(Dataset entries on figures)
-=-=-

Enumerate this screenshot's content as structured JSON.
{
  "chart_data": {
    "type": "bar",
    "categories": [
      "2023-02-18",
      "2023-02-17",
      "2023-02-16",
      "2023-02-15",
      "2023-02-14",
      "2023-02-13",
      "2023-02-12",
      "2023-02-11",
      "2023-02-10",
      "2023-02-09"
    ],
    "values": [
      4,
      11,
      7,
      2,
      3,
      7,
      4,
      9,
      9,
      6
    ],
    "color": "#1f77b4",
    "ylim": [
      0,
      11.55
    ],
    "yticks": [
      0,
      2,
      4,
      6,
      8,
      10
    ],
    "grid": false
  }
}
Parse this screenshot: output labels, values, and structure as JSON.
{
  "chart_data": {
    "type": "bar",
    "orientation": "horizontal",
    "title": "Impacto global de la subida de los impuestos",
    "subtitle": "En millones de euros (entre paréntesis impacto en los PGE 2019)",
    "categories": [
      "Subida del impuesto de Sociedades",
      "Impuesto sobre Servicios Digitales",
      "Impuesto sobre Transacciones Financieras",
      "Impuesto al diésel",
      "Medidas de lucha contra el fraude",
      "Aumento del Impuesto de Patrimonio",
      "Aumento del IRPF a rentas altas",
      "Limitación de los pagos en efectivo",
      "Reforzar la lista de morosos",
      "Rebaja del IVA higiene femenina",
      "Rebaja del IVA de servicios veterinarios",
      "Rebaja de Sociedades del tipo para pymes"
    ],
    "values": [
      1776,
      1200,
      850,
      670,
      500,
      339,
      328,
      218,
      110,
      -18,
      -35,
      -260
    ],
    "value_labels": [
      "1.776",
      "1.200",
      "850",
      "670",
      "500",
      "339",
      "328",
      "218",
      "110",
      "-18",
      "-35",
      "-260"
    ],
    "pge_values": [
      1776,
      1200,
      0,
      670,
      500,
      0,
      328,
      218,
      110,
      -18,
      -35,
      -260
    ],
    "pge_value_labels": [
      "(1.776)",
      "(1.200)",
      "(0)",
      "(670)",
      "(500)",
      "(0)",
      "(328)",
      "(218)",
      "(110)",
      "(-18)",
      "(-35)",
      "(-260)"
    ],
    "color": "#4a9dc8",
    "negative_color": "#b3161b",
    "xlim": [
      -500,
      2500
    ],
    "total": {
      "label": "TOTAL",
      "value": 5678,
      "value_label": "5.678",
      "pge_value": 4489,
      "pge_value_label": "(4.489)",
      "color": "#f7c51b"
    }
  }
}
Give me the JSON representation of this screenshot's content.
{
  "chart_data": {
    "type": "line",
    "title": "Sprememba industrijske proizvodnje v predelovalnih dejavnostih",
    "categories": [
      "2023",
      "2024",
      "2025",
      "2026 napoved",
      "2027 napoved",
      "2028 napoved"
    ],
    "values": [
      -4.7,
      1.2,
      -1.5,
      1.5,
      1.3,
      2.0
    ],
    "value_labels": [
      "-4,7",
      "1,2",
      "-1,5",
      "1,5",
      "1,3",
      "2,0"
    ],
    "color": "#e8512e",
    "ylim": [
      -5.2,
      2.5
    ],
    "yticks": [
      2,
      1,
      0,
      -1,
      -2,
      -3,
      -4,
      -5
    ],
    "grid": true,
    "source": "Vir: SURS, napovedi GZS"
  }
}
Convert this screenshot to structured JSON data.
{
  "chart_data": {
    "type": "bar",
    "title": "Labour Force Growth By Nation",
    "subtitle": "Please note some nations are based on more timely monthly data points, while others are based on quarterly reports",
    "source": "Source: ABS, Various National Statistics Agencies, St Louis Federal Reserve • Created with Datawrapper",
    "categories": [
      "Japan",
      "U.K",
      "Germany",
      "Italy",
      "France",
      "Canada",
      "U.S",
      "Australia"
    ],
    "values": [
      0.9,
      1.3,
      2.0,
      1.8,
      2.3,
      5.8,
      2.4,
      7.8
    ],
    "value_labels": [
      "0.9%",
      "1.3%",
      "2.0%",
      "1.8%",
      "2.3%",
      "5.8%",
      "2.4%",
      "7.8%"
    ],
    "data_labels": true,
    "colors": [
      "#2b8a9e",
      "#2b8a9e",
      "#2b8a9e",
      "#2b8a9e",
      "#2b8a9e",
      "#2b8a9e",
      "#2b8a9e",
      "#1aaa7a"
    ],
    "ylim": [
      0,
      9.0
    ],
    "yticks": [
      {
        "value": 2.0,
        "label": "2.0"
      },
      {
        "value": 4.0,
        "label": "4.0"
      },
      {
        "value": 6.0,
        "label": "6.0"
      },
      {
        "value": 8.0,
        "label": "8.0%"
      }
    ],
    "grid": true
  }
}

-=-=-

YOUR TASK ▸
Using the listing above, show every line that includes the string "source".

FULL OUTPUT ▸
    "source": "Vir: SURS, napovedi GZS"
    "source": "Source: ABS, Various National Statistics Agencies, St Louis Federal Reserve • Created with Datawrapper",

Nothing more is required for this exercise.